GIVEN INSTRUCTION — Lines containing the string "selected" are to be counted; report the number and nothing more.
begin MATERIAL PROVIDED
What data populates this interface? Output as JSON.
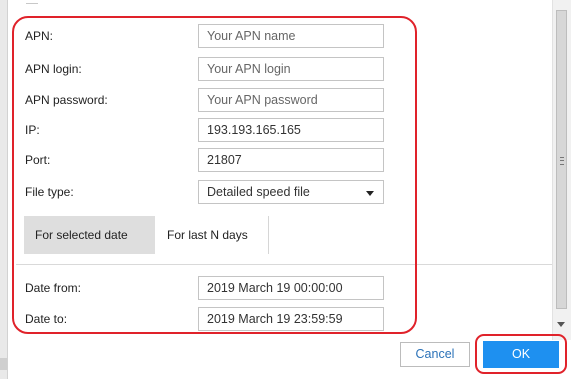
{
  "form": {
    "apn": {
      "label": "APN:",
      "placeholder": "Your APN name",
      "value": ""
    },
    "apn_login": {
      "label": "APN login:",
      "placeholder": "Your APN login",
      "value": ""
    },
    "apn_password": {
      "label": "APN password:",
      "placeholder": "Your APN password",
      "value": ""
    },
    "ip": {
      "label": "IP:",
      "value": "193.193.165.165"
    },
    "port": {
      "label": "Port:",
      "value": "21807"
    },
    "file_type": {
      "label": "File type:",
      "selected": "Detailed speed file"
    }
  },
  "tabs": [
    {
      "label": "For selected date",
      "active": true
    },
    {
      "label": "For last N days",
      "active": false
    }
  ],
  "dates": {
    "from": {
      "label": "Date from:",
      "value": "2019 March 19 00:00:00"
    },
    "to": {
      "label": "Date to:",
      "value": "2019 March 19 23:59:59"
    }
  },
  "buttons": {
    "cancel": "Cancel",
    "ok": "OK"
  },
  "colors": {
    "ok_button": "#1e90f0",
    "cancel_text": "#2b72b8",
    "annotation": "#e0222a"
  }
}
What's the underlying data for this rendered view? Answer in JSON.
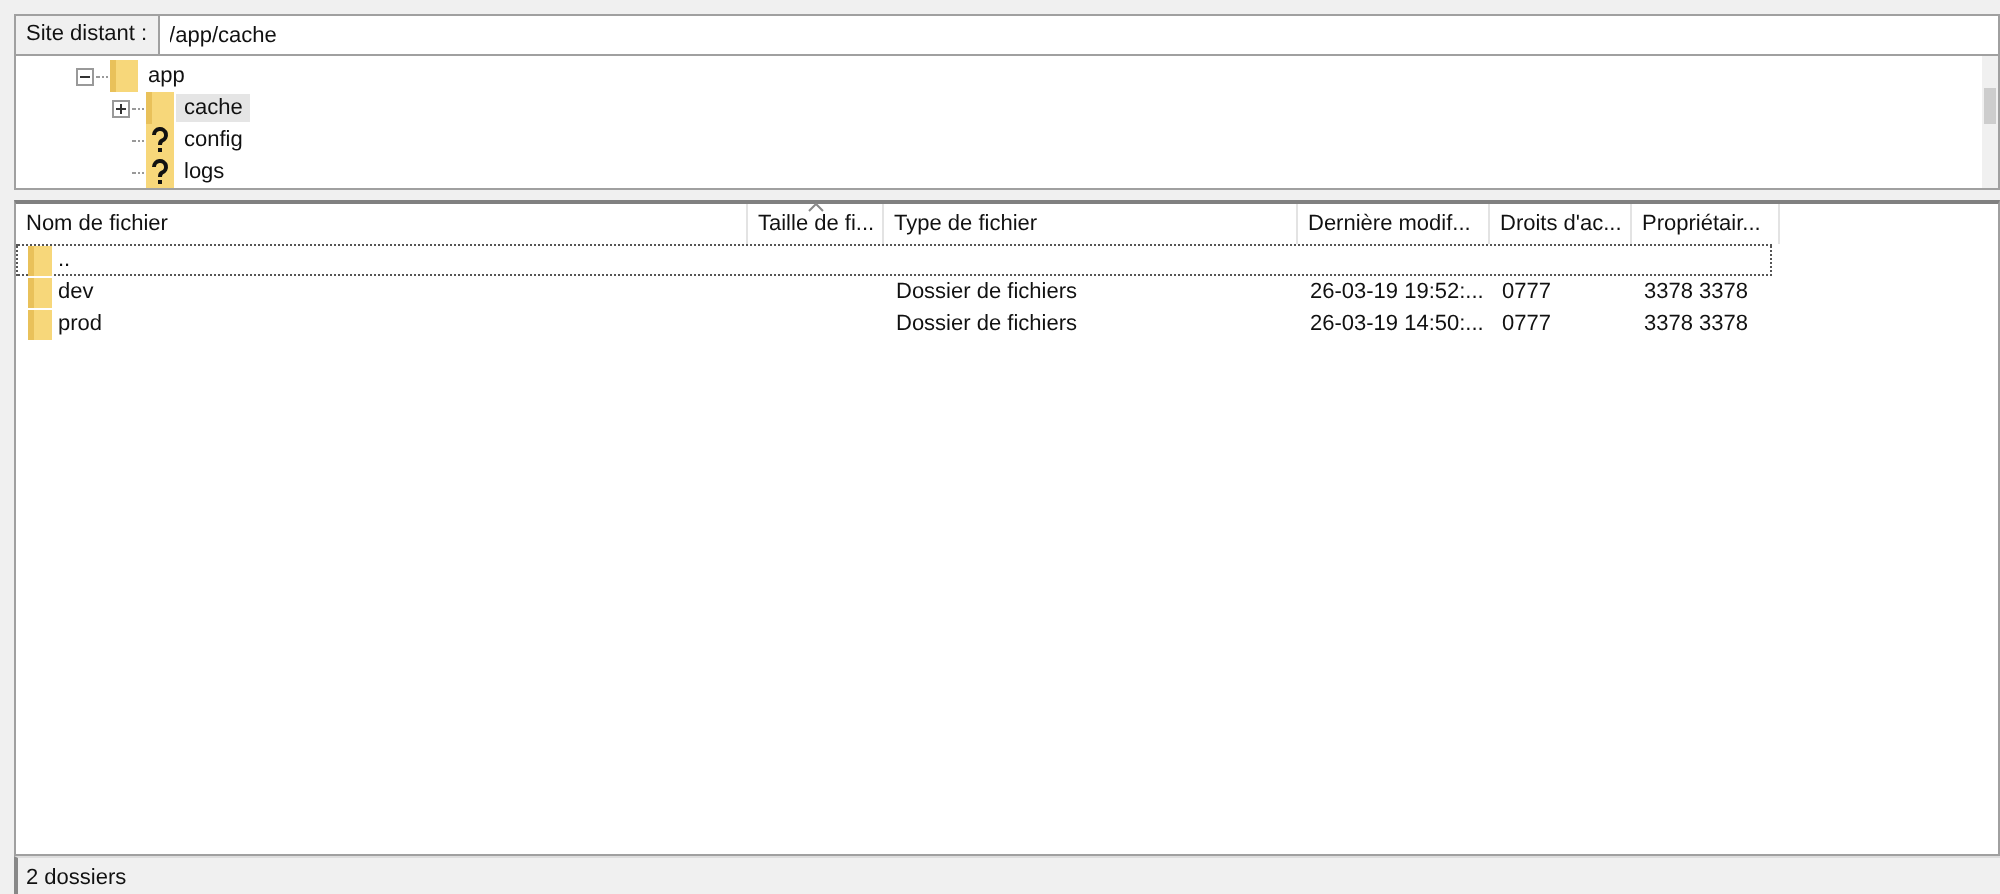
end MATERIAL PROVIDED
TASK ANSWER — 2